*** Data records ***

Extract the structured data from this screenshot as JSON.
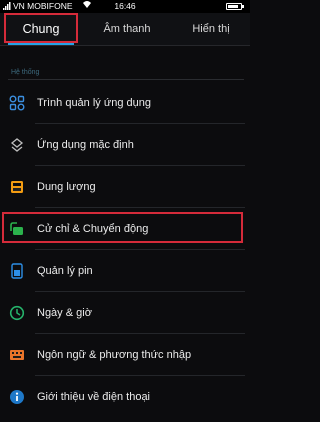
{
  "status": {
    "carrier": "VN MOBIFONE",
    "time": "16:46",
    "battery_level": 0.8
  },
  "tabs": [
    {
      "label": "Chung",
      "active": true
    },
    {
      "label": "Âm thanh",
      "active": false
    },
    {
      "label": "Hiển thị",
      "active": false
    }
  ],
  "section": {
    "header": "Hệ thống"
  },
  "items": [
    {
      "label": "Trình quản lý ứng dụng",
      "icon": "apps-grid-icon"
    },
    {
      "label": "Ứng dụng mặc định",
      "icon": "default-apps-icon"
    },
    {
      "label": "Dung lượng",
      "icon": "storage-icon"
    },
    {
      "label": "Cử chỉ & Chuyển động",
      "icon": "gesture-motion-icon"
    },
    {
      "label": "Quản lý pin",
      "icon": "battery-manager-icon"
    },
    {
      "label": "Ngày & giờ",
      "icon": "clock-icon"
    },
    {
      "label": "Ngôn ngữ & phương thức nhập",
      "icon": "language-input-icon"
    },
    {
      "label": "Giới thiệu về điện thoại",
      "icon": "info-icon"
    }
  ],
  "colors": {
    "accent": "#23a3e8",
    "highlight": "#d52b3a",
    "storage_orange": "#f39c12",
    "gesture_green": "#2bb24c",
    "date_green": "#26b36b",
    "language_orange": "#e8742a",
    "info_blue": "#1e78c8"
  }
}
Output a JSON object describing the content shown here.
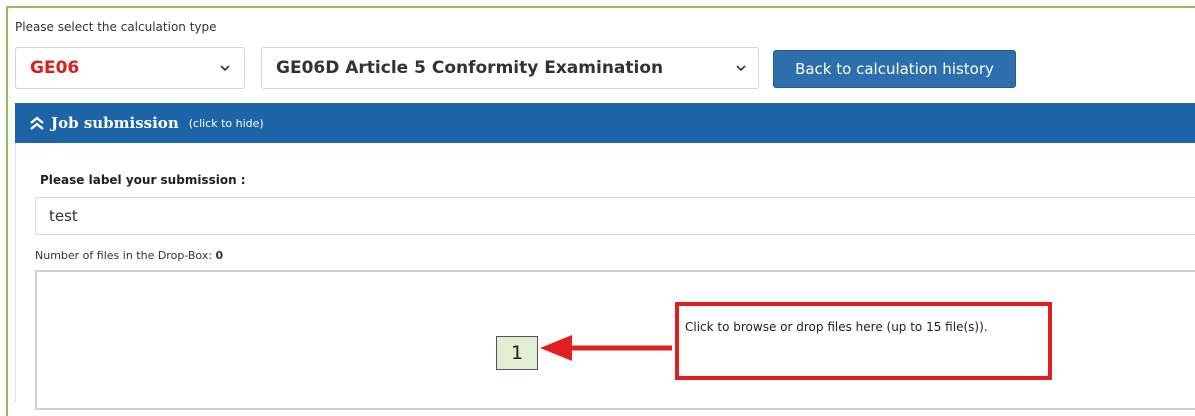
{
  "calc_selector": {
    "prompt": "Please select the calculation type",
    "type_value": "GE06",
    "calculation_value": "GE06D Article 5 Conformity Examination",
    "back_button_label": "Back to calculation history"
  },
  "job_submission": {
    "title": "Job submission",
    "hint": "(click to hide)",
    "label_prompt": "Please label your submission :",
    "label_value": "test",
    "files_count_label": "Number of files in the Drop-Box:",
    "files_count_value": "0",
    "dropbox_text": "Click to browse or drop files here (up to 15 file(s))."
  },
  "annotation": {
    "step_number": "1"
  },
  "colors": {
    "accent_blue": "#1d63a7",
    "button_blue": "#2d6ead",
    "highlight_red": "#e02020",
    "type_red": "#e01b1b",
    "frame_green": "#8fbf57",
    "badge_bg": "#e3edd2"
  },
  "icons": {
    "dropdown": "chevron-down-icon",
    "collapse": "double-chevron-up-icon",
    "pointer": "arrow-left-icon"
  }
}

***

**What is expected:**
Copy out all of the data word for word. Do not carry over any picture.

**Output for this exercise:**
Extract the structured data from this screenshot as JSON.
{
  "status": {
    "carrier": "VN MOBIFONE",
    "time": "16:46",
    "battery_level": 0.8
  },
  "tabs": [
    {
      "label": "Chung",
      "active": true
    },
    {
      "label": "Âm thanh",
      "active": false
    },
    {
      "label": "Hiển thị",
      "active": false
    }
  ],
  "section": {
    "header": "Hệ thống"
  },
  "items": [
    {
      "label": "Trình quản lý ứng dụng",
      "icon": "apps-grid-icon"
    },
    {
      "label": "Ứng dụng mặc định",
      "icon": "default-apps-icon"
    },
    {
      "label": "Dung lượng",
      "icon": "storage-icon"
    },
    {
      "label": "Cử chỉ & Chuyển động",
      "icon": "gesture-motion-icon"
    },
    {
      "label": "Quản lý pin",
      "icon": "battery-manager-icon"
    },
    {
      "label": "Ngày & giờ",
      "icon": "clock-icon"
    },
    {
      "label": "Ngôn ngữ & phương thức nhập",
      "icon": "language-input-icon"
    },
    {
      "label": "Giới thiệu về điện thoại",
      "icon": "info-icon"
    }
  ],
  "colors": {
    "accent": "#23a3e8",
    "highlight": "#d52b3a",
    "storage_orange": "#f39c12",
    "gesture_green": "#2bb24c",
    "date_green": "#26b36b",
    "language_orange": "#e8742a",
    "info_blue": "#1e78c8"
  }
}
Output a JSON object describing the content shown here.
{
  "calc_selector": {
    "prompt": "Please select the calculation type",
    "type_value": "GE06",
    "calculation_value": "GE06D Article 5 Conformity Examination",
    "back_button_label": "Back to calculation history"
  },
  "job_submission": {
    "title": "Job submission",
    "hint": "(click to hide)",
    "label_prompt": "Please label your submission :",
    "label_value": "test",
    "files_count_label": "Number of files in the Drop-Box:",
    "files_count_value": "0",
    "dropbox_text": "Click to browse or drop files here (up to 15 file(s))."
  },
  "annotation": {
    "step_number": "1"
  },
  "colors": {
    "accent_blue": "#1d63a7",
    "button_blue": "#2d6ead",
    "highlight_red": "#e02020",
    "type_red": "#e01b1b",
    "frame_green": "#8fbf57",
    "badge_bg": "#e3edd2"
  },
  "icons": {
    "dropdown": "chevron-down-icon",
    "collapse": "double-chevron-up-icon",
    "pointer": "arrow-left-icon"
  }
}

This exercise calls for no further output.